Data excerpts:
------------------------------------------------------------------------
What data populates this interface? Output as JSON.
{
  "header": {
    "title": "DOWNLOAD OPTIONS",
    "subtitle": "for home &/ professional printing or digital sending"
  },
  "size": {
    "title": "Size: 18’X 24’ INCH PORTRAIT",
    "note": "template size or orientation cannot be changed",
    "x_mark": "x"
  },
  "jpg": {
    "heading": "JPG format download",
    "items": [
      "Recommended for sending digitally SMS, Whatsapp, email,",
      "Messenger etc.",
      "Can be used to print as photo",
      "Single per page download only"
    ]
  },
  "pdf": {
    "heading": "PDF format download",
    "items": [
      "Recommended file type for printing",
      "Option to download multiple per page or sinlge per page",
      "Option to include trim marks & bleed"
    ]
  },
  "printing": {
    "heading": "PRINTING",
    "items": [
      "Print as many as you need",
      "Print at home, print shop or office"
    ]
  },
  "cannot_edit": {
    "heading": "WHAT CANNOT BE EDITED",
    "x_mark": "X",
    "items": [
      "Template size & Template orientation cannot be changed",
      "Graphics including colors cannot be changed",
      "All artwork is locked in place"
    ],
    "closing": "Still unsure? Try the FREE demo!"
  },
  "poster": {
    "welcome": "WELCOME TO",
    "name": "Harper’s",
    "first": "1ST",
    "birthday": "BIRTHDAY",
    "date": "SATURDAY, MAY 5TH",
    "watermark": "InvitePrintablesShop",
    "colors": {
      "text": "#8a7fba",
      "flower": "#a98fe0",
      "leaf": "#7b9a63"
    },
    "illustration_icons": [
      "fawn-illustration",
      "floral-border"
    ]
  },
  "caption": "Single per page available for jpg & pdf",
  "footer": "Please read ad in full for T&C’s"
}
------------------------------------------------------------------------
Instruction:
The data above must be returned in full, exactly as written.

Expected answer:
What data populates this interface? Output as JSON.
{
  "header": {
    "title": "DOWNLOAD OPTIONS",
    "subtitle": "for home &/ professional printing or digital sending"
  },
  "size": {
    "title": "Size: 18’X 24’ INCH PORTRAIT",
    "note": "template size or orientation cannot be changed",
    "x_mark": "x"
  },
  "jpg": {
    "heading": "JPG format download",
    "items": [
      "Recommended for sending digitally SMS, Whatsapp, email,",
      "Messenger etc.",
      "Can be used to print as photo",
      "Single per page download only"
    ]
  },
  "pdf": {
    "heading": "PDF format download",
    "items": [
      "Recommended file type for printing",
      "Option to download multiple per page or sinlge per page",
      "Option to include trim marks & bleed"
    ]
  },
  "printing": {
    "heading": "PRINTING",
    "items": [
      "Print as many as you need",
      "Print at home, print shop or office"
    ]
  },
  "cannot_edit": {
    "heading": "WHAT CANNOT BE EDITED",
    "x_mark": "X",
    "items": [
      "Template size & Template orientation cannot be changed",
      "Graphics including colors cannot be changed",
      "All artwork is locked in place"
    ],
    "closing": "Still unsure? Try the FREE demo!"
  },
  "poster": {
    "welcome": "WELCOME TO",
    "name": "Harper’s",
    "first": "1ST",
    "birthday": "BIRTHDAY",
    "date": "SATURDAY, MAY 5TH",
    "watermark": "InvitePrintablesShop",
    "colors": {
      "text": "#8a7fba",
      "flower": "#a98fe0",
      "leaf": "#7b9a63"
    },
    "illustration_icons": [
      "fawn-illustration",
      "floral-border"
    ]
  },
  "caption": "Single per page available for jpg & pdf",
  "footer": "Please read ad in full for T&C’s"
}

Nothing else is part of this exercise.